- _The problem_
Extract the text of each entry below exactly, leaving every image behind.

- _Data extract_

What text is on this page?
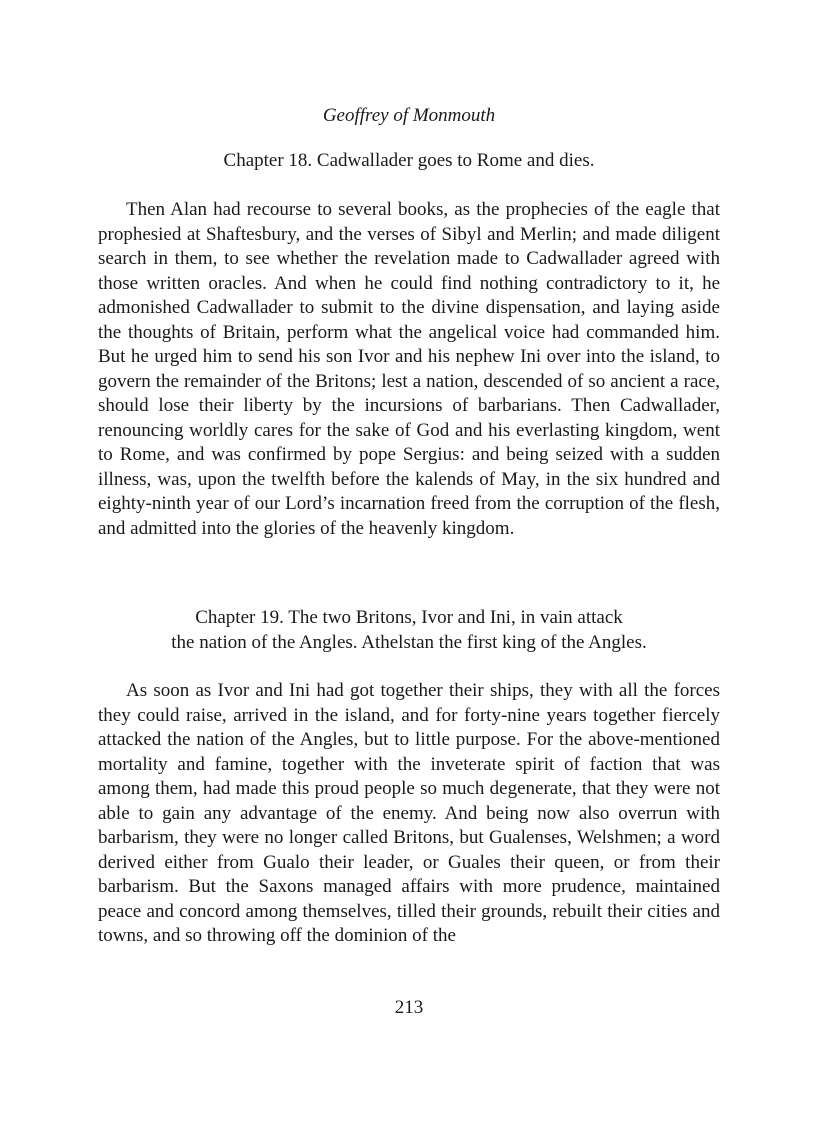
Geoffrey of Monmouth

Chapter 18. Cadwallader goes to Rome and dies.

Then Alan had recourse to several books, as the prophecies of the eagle that prophesied at Shaftesbury, and the verses of Sibyl and Merlin; and made diligent search in them, to see whether the revelation made to Cadwallader agreed with those written oracles. And when he could find nothing contradictory to it, he admonished Cadwallader to submit to the divine dispensation, and laying aside the thoughts of Britain, perform what the angelical voice had commanded him. But he urged him to send his son Ivor and his nephew Ini over into the island, to govern the remainder of the Britons; lest a nation, descended of so ancient a race, should lose their liberty by the incursions of barbarians. Then Cadwallader, renouncing worldly cares for the sake of God and his everlasting kingdom, went to Rome, and was confirmed by pope Sergius: and being seized with a sudden illness, was, upon the twelfth before the kalends of May, in the six hundred and eighty-ninth year of our Lord’s incarnation freed from the corruption of the flesh, and admitted into the glories of the heavenly kingdom.

Chapter 19. The two Britons, Ivor and Ini, in vain attack
the nation of the Angles. Athelstan the first king of the Angles.

As soon as Ivor and Ini had got together their ships, they with all the forces they could raise, arrived in the island, and for forty-nine years together fiercely attacked the nation of the Angles, but to little purpose. For the above-mentioned mortality and famine, together with the inveterate spirit of faction that was among them, had made this proud people so much degenerate, that they were not able to gain any advantage of the enemy. And being now also overrun with barbarism, they were no longer called Britons, but Gualenses, Welshmen; a word derived either from Gualo their leader, or Guales their queen, or from their barbarism. But the Saxons managed affairs with more prudence, maintained peace and concord among themselves, tilled their grounds, rebuilt their cities and towns, and so throwing off the dominion of the

213
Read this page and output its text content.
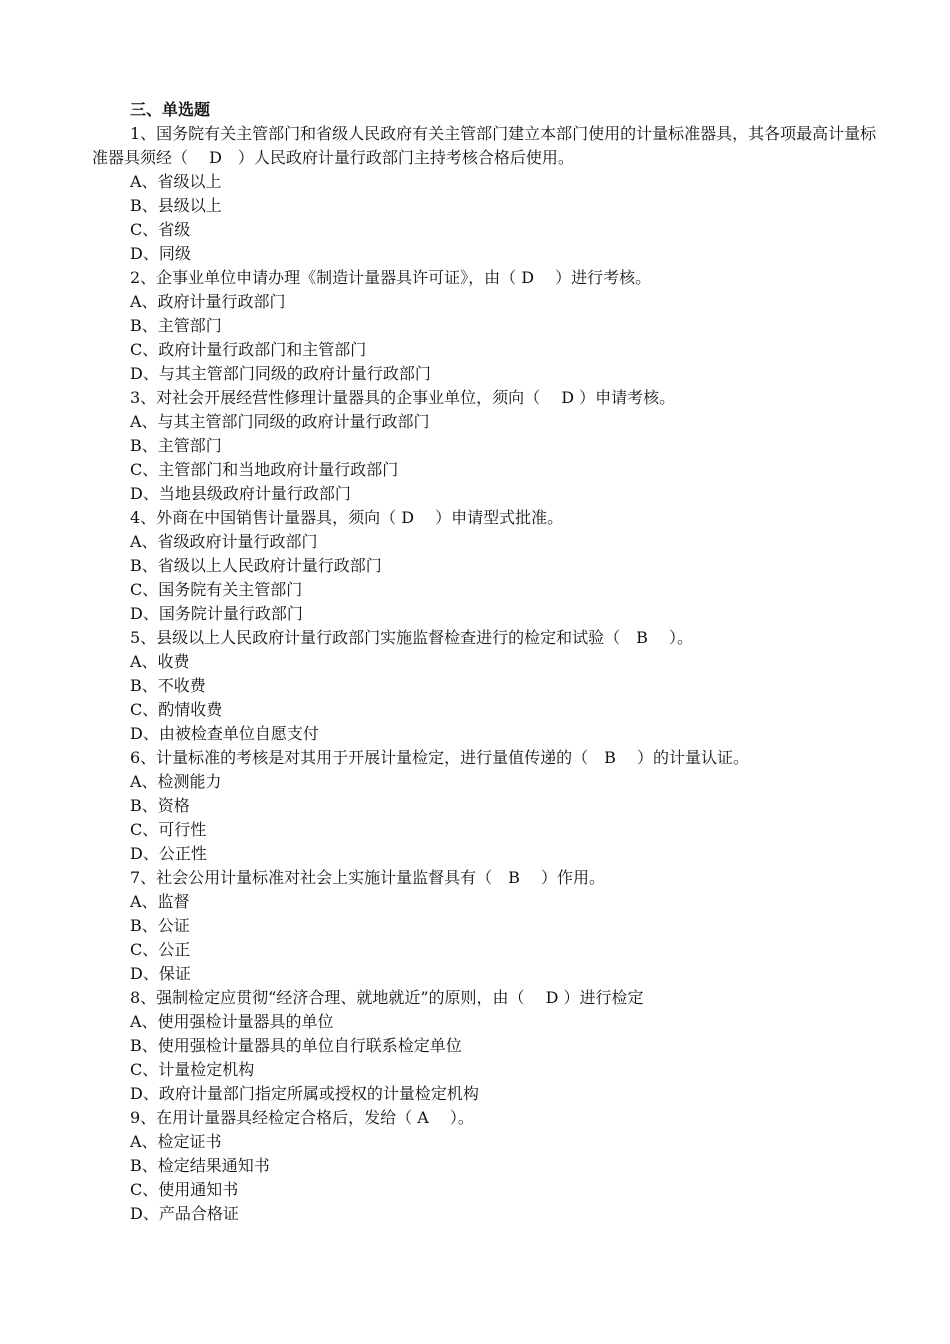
三、单选题
1、国务院有关主管部门和省级人民政府有关主管部门建立本部门使用的计量标准器具，其各项最高计量标准器具须经（　 D　）人民政府计量行政部门主持考核合格后使用。
A、省级以上
B、县级以上
C、省级
D、同级
2、企事业单位申请办理《制造计量器具许可证》，由（ D　 ）进行考核。
A、政府计量行政部门
B、主管部门
C、政府计量行政部门和主管部门
D、与其主管部门同级的政府计量行政部门
3、对社会开展经营性修理计量器具的企事业单位，须向（　 D ）申请考核。
A、与其主管部门同级的政府计量行政部门
B、主管部门
C、主管部门和当地政府计量行政部门
D、当地县级政府计量行政部门
4、外商在中国销售计量器具，须向（ D　 ）申请型式批准。
A、省级政府计量行政部门
B、省级以上人民政府计量行政部门
C、国务院有关主管部门
D、国务院计量行政部门
5、县级以上人民政府计量行政部门实施监督检查进行的检定和试验（　B　 ）。
A、收费
B、不收费
C、酌情收费
D、由被检查单位自愿支付
6、计量标准的考核是对其用于开展计量检定，进行量值传递的（　B　 ）的计量认证。
A、检测能力
B、资格
C、可行性
D、公正性
7、社会公用计量标准对社会上实施计量监督具有（　B　 ）作用。
A、监督
B、公证
C、公正
D、保证
8、强制检定应贯彻“经济合理、就地就近”的原则，由（　 D ）进行检定
A、使用强检计量器具的单位
B、使用强检计量器具的单位自行联系检定单位
C、计量检定机构
D、政府计量部门指定所属或授权的计量检定机构
9、在用计量器具经检定合格后，发给（ A　 ）。
A、检定证书
B、检定结果通知书
C、使用通知书
D、产品合格证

- _Answer for the task_
What text is on this page?
Geoffrey of Monmouth

Chapter 18. Cadwallader goes to Rome and dies.

Then Alan had recourse to several books, as the prophecies of the eagle that prophesied at Shaftesbury, and the verses of Sibyl and Merlin; and made diligent search in them, to see whether the revelation made to Cadwallader agreed with those written oracles. And when he could find nothing contradictory to it, he admonished Cadwallader to submit to the divine dispensation, and laying aside the thoughts of Britain, perform what the angelical voice had commanded him. But he urged him to send his son Ivor and his nephew Ini over into the island, to govern the remainder of the Britons; lest a nation, descended of so ancient a race, should lose their liberty by the incursions of barbarians. Then Cadwallader, renouncing worldly cares for the sake of God and his everlasting kingdom, went to Rome, and was confirmed by pope Sergius: and being seized with a sudden illness, was, upon the twelfth before the kalends of May, in the six hundred and eighty-ninth year of our Lord’s incarnation freed from the corruption of the flesh, and admitted into the glories of the heavenly kingdom.

Chapter 19. The two Britons, Ivor and Ini, in vain attack
the nation of the Angles. Athelstan the first king of the Angles.

As soon as Ivor and Ini had got together their ships, they with all the forces they could raise, arrived in the island, and for forty-nine years together fiercely attacked the nation of the Angles, but to little purpose. For the above-mentioned mortality and famine, together with the inveterate spirit of faction that was among them, had made this proud people so much degenerate, that they were not able to gain any advantage of the enemy. And being now also overrun with barbarism, they were no longer called Britons, but Gualenses, Welshmen; a word derived either from Gualo their leader, or Guales their queen, or from their barbarism. But the Saxons managed affairs with more prudence, maintained peace and concord among themselves, tilled their grounds, rebuilt their cities and towns, and so throwing off the dominion of the

213
Read this page and output its text content.
三、单选题
1、国务院有关主管部门和省级人民政府有关主管部门建立本部门使用的计量标准器具，其各项最高计量标准器具须经（　 D　）人民政府计量行政部门主持考核合格后使用。
A、省级以上
B、县级以上
C、省级
D、同级
2、企事业单位申请办理《制造计量器具许可证》，由（ D　 ）进行考核。
A、政府计量行政部门
B、主管部门
C、政府计量行政部门和主管部门
D、与其主管部门同级的政府计量行政部门
3、对社会开展经营性修理计量器具的企事业单位，须向（　 D ）申请考核。
A、与其主管部门同级的政府计量行政部门
B、主管部门
C、主管部门和当地政府计量行政部门
D、当地县级政府计量行政部门
4、外商在中国销售计量器具，须向（ D　 ）申请型式批准。
A、省级政府计量行政部门
B、省级以上人民政府计量行政部门
C、国务院有关主管部门
D、国务院计量行政部门
5、县级以上人民政府计量行政部门实施监督检查进行的检定和试验（　B　 ）。
A、收费
B、不收费
C、酌情收费
D、由被检查单位自愿支付
6、计量标准的考核是对其用于开展计量检定，进行量值传递的（　B　 ）的计量认证。
A、检测能力
B、资格
C、可行性
D、公正性
7、社会公用计量标准对社会上实施计量监督具有（　B　 ）作用。
A、监督
B、公证
C、公正
D、保证
8、强制检定应贯彻“经济合理、就地就近”的原则，由（　 D ）进行检定
A、使用强检计量器具的单位
B、使用强检计量器具的单位自行联系检定单位
C、计量检定机构
D、政府计量部门指定所属或授权的计量检定机构
9、在用计量器具经检定合格后，发给（ A　 ）。
A、检定证书
B、检定结果通知书
C、使用通知书
D、产品合格证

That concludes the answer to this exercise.